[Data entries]
——

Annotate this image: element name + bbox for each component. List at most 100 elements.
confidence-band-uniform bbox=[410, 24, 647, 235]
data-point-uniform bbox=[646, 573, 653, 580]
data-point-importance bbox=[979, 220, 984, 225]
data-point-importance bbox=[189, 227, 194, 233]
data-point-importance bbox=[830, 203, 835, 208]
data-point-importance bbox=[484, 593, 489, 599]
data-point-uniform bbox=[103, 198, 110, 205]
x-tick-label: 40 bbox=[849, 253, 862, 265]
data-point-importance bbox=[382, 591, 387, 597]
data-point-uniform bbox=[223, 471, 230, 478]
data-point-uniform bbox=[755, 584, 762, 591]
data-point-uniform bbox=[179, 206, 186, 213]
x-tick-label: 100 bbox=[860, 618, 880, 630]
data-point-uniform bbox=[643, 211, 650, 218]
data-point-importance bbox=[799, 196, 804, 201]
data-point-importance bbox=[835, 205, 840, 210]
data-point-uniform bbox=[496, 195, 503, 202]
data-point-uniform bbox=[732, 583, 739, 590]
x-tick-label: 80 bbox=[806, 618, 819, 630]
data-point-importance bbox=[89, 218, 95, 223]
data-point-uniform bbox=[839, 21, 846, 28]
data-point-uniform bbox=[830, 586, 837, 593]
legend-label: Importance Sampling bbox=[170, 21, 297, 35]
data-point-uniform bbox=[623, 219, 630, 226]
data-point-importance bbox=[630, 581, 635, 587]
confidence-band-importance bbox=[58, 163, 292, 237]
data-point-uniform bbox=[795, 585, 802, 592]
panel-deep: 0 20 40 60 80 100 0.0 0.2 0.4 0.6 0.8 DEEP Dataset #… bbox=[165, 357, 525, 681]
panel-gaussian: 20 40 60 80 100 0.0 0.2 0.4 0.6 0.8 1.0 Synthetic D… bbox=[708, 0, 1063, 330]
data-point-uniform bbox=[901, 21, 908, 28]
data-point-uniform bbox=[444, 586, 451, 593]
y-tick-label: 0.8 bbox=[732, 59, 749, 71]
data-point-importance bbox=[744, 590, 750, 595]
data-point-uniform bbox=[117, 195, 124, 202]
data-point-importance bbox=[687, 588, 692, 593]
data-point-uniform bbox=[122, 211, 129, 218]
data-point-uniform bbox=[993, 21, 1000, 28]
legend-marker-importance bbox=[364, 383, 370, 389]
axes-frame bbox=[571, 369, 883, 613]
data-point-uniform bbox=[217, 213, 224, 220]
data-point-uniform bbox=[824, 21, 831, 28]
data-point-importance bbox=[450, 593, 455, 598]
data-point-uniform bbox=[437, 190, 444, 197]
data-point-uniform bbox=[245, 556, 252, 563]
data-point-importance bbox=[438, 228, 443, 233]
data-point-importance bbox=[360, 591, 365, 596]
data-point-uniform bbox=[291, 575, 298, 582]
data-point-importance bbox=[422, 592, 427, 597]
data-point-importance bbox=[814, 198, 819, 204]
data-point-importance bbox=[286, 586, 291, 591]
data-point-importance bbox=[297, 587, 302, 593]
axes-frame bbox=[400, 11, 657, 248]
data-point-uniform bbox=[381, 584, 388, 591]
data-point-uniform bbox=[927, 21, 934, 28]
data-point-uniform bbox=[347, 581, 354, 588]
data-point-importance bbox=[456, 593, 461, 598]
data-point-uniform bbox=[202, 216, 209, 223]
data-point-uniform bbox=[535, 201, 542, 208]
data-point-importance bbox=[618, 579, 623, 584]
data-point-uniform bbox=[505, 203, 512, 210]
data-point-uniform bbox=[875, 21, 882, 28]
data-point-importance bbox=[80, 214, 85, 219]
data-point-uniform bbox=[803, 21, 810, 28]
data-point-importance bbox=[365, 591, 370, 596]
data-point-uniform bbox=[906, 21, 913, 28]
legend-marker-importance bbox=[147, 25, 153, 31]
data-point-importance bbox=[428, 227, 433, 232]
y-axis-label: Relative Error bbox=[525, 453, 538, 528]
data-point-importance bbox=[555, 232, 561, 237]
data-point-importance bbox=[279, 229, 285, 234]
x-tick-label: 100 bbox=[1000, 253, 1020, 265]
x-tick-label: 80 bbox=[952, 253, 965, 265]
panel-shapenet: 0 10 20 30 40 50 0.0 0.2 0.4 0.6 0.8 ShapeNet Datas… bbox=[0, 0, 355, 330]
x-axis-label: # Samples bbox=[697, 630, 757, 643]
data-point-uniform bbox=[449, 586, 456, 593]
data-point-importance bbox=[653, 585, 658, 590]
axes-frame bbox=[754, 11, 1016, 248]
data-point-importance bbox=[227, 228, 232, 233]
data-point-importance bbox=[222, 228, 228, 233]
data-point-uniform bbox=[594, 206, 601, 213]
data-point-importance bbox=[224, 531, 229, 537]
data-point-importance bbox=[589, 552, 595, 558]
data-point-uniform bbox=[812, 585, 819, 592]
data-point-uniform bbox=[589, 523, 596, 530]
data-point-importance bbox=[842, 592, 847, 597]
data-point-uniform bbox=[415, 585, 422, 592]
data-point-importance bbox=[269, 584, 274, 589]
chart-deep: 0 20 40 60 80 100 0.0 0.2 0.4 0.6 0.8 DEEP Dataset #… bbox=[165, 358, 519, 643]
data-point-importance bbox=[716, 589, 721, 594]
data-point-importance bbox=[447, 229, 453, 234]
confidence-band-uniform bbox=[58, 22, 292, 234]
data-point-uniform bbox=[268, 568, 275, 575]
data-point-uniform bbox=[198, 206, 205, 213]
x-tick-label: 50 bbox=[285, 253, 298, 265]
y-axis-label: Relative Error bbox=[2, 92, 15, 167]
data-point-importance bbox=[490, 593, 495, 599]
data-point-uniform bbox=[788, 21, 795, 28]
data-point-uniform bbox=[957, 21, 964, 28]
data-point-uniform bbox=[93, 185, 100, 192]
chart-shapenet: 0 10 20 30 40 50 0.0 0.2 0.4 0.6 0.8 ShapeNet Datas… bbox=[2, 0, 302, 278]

——

## Directive
Reproduce without any change everything from the first of the rows above down to the row containing "confidence-band-importance bbox=[58, 163, 292, 237]", with that row included.

## Task output
Annotate this image: element name + bbox for each component. List at most 100 elements.
confidence-band-uniform bbox=[410, 24, 647, 235]
data-point-uniform bbox=[646, 573, 653, 580]
data-point-importance bbox=[979, 220, 984, 225]
data-point-importance bbox=[189, 227, 194, 233]
data-point-importance bbox=[830, 203, 835, 208]
data-point-importance bbox=[484, 593, 489, 599]
data-point-uniform bbox=[103, 198, 110, 205]
x-tick-label: 40 bbox=[849, 253, 862, 265]
data-point-importance bbox=[382, 591, 387, 597]
data-point-uniform bbox=[223, 471, 230, 478]
data-point-uniform bbox=[755, 584, 762, 591]
data-point-uniform bbox=[179, 206, 186, 213]
x-tick-label: 100 bbox=[860, 618, 880, 630]
data-point-uniform bbox=[643, 211, 650, 218]
data-point-importance bbox=[799, 196, 804, 201]
data-point-importance bbox=[835, 205, 840, 210]
data-point-uniform bbox=[496, 195, 503, 202]
data-point-uniform bbox=[732, 583, 739, 590]
x-tick-label: 80 bbox=[806, 618, 819, 630]
data-point-importance bbox=[89, 218, 95, 223]
data-point-uniform bbox=[839, 21, 846, 28]
data-point-uniform bbox=[830, 586, 837, 593]
legend-label: Importance Sampling bbox=[170, 21, 297, 35]
data-point-uniform bbox=[623, 219, 630, 226]
data-point-importance bbox=[630, 581, 635, 587]
confidence-band-importance bbox=[58, 163, 292, 237]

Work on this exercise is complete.